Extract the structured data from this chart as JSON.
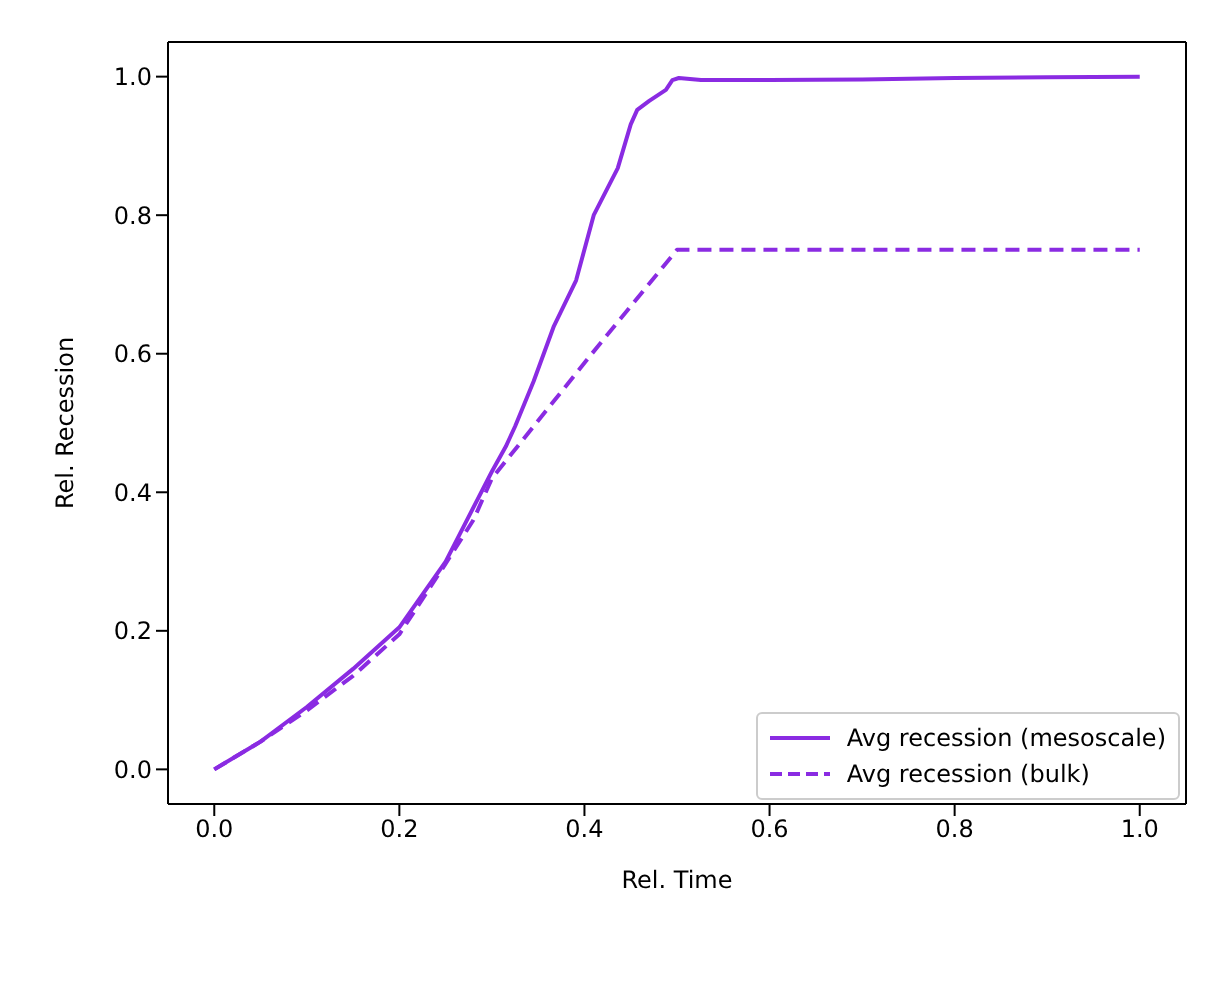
{
  "chart_data": {
    "type": "line",
    "xlabel": "Rel. Time",
    "ylabel": "Rel. Recession",
    "xlim": [
      -0.05,
      1.05
    ],
    "ylim": [
      -0.05,
      1.05
    ],
    "xticks": [
      {
        "value": 0,
        "label": "0.0"
      },
      0.2,
      0.4,
      0.6,
      0.8,
      {
        "value": 1,
        "label": "1.0"
      }
    ],
    "yticks": [
      {
        "value": 0,
        "label": "0.0"
      },
      0.2,
      0.4,
      0.6,
      0.8,
      {
        "value": 1,
        "label": "1.0"
      }
    ],
    "legend": "bottom right",
    "marker": "none",
    "series": [
      {
        "name": "Avg recession (mesoscale)",
        "color": "#8a2be2",
        "line_style": "solid",
        "x": [
          0,
          0.05,
          0.1,
          0.15,
          0.2,
          0.25,
          0.3,
          0.315,
          0.325,
          0.345,
          0.367,
          0.391,
          0.41,
          0.436,
          0.45,
          0.457,
          0.47,
          0.488,
          0.495,
          0.502,
          0.526,
          0.6,
          0.7,
          0.8,
          0.9,
          1.0
        ],
        "values": [
          0,
          0.04,
          0.09,
          0.145,
          0.205,
          0.3,
          0.43,
          0.466,
          0.495,
          0.56,
          0.64,
          0.706,
          0.8,
          0.868,
          0.931,
          0.952,
          0.965,
          0.981,
          0.995,
          0.998,
          0.995,
          0.995,
          0.996,
          0.998,
          0.999,
          1.0
        ]
      },
      {
        "name": "Avg recession (bulk)",
        "color": "#8a2be2",
        "line_style": "dashed",
        "x": [
          0,
          0.05,
          0.1,
          0.15,
          0.2,
          0.25,
          0.28,
          0.3,
          0.408,
          0.5,
          0.6,
          0.7,
          0.8,
          0.9,
          1.0
        ],
        "values": [
          0,
          0.04,
          0.085,
          0.135,
          0.195,
          0.297,
          0.36,
          0.42,
          0.6,
          0.75,
          0.75,
          0.75,
          0.75,
          0.75,
          0.75
        ]
      }
    ]
  }
}
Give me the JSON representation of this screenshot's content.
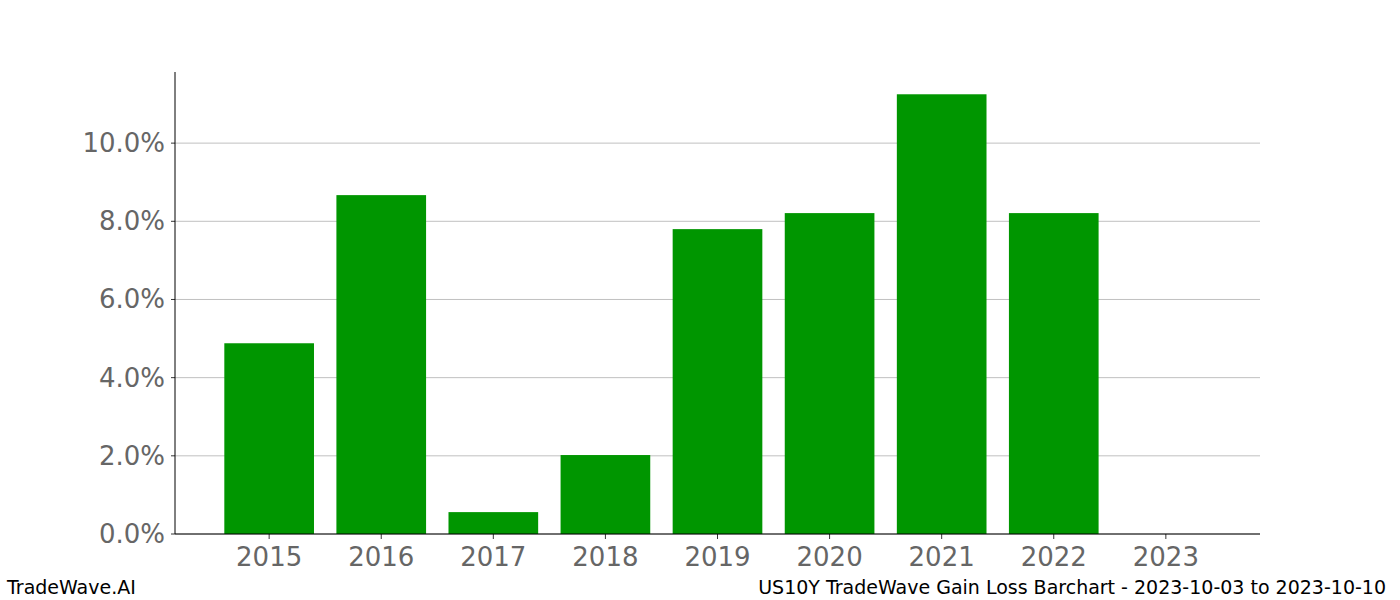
-*-*-
» **What is being asked**: In the records above, find each line holding "JSON" and copy it.

» **Written answer**:
Extract the structured data from this chart as JSON.
Give me the JSON representation of this screenshot's content.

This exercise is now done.